EXERCISE REQUIREMENTS >>
Each record must be reproduced exactly as it is shown.

AVAILABLE RECORDS >>
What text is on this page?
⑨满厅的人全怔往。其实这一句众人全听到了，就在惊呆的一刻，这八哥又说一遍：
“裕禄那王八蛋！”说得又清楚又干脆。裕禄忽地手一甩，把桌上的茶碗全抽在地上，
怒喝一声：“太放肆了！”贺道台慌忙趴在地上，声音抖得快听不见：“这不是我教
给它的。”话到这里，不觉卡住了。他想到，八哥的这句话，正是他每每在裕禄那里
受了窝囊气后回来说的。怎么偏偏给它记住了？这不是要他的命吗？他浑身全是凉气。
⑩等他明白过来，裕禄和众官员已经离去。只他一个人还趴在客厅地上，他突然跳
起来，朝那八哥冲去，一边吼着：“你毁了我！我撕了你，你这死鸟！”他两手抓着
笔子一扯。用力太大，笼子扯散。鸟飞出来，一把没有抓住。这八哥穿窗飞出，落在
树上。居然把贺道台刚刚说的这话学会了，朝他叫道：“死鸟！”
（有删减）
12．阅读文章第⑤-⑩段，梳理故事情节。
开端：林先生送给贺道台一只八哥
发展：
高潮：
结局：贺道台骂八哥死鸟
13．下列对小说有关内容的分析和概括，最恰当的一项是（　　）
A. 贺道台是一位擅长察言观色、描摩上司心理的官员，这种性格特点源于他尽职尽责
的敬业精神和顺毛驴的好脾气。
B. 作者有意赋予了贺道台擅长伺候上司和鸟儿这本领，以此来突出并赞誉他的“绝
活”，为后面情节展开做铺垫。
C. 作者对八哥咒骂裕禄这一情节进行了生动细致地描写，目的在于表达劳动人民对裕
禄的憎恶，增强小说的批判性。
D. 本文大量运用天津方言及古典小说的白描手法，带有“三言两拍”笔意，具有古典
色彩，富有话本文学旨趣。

EXERCISE ANSWER >>
What text is on this page?
⑨满厅的人全怔往。其实这一句众人全听到了，就在惊呆的一刻，这八哥又说一遍：
“裕禄那王八蛋！”说得又清楚又干脆。裕禄忽地手一甩，把桌上的茶碗全抽在地上，
怒喝一声：“太放肆了！”贺道台慌忙趴在地上，声音抖得快听不见：“这不是我教
给它的。”话到这里，不觉卡住了。他想到，八哥的这句话，正是他每每在裕禄那里
受了窝囊气后回来说的。怎么偏偏给它记住了？这不是要他的命吗？他浑身全是凉气。
⑩等他明白过来，裕禄和众官员已经离去。只他一个人还趴在客厅地上，他突然跳
起来，朝那八哥冲去，一边吼着：“你毁了我！我撕了你，你这死鸟！”他两手抓着
笔子一扯。用力太大，笼子扯散。鸟飞出来，一把没有抓住。这八哥穿窗飞出，落在
树上。居然把贺道台刚刚说的这话学会了，朝他叫道：“死鸟！”
（有删减）
12．阅读文章第⑤-⑩段，梳理故事情节。
开端：林先生送给贺道台一只八哥
发展：
高潮：
结局：贺道台骂八哥死鸟
13．下列对小说有关内容的分析和概括，最恰当的一项是（　　）
A. 贺道台是一位擅长察言观色、描摩上司心理的官员，这种性格特点源于他尽职尽责
的敬业精神和顺毛驴的好脾气。
B. 作者有意赋予了贺道台擅长伺候上司和鸟儿这本领，以此来突出并赞誉他的“绝
活”，为后面情节展开做铺垫。
C. 作者对八哥咒骂裕禄这一情节进行了生动细致地描写，目的在于表达劳动人民对裕
禄的憎恶，增强小说的批判性。
D. 本文大量运用天津方言及古典小说的白描手法，带有“三言两拍”笔意，具有古典
色彩，富有话本文学旨趣。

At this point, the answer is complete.